#### Reading passage
Melisa López Franzen (née López Aquino, born 1980) is an American politician and member of the Minnesota Senate. A member of the Minnesota Democratic–Farmer–Labor Party (DFL), she represents District 49 in the southwest Twin Cities metropolitan area, serving the Minneapolis suburbs of Edina, Eden Prairie, Bloomington, and Minnetonka.

Early life, education, and career
Franzen was raised in Puerto Rico. She attended the Interamerican University of Puerto Rico and graduated in 2001 with a Bachelor of Arts in political science. She later attended the Hubert H. Humphrey School of Public Affairs at the University of Minnesota, graduating in 2003 with a Master of Public Policy in economic development, and Hamline University School of Law, graduating in 2006 with a Juris Doctor

For eight years, Franzen was an attorney at Target Corporation, where she held various positions in government affairs and community relations. She co-founded and is president of the Minneapolis-based public relations firm New Publica.

#### Entries supplied

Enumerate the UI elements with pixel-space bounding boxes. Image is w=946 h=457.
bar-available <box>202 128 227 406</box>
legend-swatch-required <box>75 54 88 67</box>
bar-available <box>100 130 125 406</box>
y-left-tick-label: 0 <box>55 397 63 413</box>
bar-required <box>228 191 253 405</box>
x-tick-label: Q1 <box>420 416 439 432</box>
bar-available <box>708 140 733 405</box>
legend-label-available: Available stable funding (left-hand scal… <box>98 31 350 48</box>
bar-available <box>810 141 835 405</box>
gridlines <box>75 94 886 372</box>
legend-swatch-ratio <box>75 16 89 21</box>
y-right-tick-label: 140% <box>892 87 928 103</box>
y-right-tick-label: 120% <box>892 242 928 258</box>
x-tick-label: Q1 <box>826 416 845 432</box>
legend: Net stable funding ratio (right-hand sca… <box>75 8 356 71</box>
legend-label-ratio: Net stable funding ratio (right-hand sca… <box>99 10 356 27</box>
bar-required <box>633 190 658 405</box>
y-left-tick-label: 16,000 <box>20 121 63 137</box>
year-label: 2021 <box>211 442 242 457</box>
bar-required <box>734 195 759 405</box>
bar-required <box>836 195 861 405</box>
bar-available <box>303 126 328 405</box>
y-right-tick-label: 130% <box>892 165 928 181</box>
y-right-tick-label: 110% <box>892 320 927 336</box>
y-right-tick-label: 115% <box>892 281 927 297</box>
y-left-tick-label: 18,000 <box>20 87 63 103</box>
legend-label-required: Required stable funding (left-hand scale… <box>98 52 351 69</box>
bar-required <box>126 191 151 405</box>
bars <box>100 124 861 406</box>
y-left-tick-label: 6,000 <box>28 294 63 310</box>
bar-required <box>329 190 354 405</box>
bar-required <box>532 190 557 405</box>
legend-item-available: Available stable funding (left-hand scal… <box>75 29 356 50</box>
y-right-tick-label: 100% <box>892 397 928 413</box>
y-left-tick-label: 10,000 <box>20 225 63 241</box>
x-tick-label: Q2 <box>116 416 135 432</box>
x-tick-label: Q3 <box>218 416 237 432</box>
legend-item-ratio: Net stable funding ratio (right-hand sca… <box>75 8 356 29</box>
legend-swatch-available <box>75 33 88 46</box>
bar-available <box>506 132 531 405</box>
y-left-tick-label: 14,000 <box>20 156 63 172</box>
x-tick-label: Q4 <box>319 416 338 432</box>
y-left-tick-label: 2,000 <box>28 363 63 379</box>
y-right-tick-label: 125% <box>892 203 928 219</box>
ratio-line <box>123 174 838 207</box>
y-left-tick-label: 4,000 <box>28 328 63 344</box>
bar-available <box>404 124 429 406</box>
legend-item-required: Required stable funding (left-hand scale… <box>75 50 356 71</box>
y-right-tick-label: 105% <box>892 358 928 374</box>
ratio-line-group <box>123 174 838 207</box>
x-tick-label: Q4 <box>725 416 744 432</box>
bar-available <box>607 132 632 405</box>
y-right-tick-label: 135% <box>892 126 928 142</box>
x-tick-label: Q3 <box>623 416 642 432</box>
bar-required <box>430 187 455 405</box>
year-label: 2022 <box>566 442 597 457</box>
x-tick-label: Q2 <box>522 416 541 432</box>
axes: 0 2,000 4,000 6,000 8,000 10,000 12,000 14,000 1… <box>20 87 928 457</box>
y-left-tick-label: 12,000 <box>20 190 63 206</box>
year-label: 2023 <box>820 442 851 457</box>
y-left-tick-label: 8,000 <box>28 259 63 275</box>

#### Actions to take
A: List the Minneapolis suburbs named in the passage about Melisa López Franzen.
B: Using the passage about Melisa López Franzen, say whether each statement agrees with it: (i) She earned a Juris Doctor in 2006. (ii) She worked as an attorney at Target Corporation for ten years. (iii) She grew up in Minnesota.
C: According to the passage about Melisa López Franzen, what is the name of the public relations firm she co-founded?

#### Task-by-task outputs
A: Edina, Eden Prairie, Bloomington, Minnetonka

B:
(i) Yes: "Hamline University School of Law, graduating in 2006 with a Juris Doctor"
(ii) No: "For eight years, Franzen was an attorney at Target Corporation"
(iii) No: "Franzen was raised in Puerto Rico."

C: New Publica, based in Minneapolis.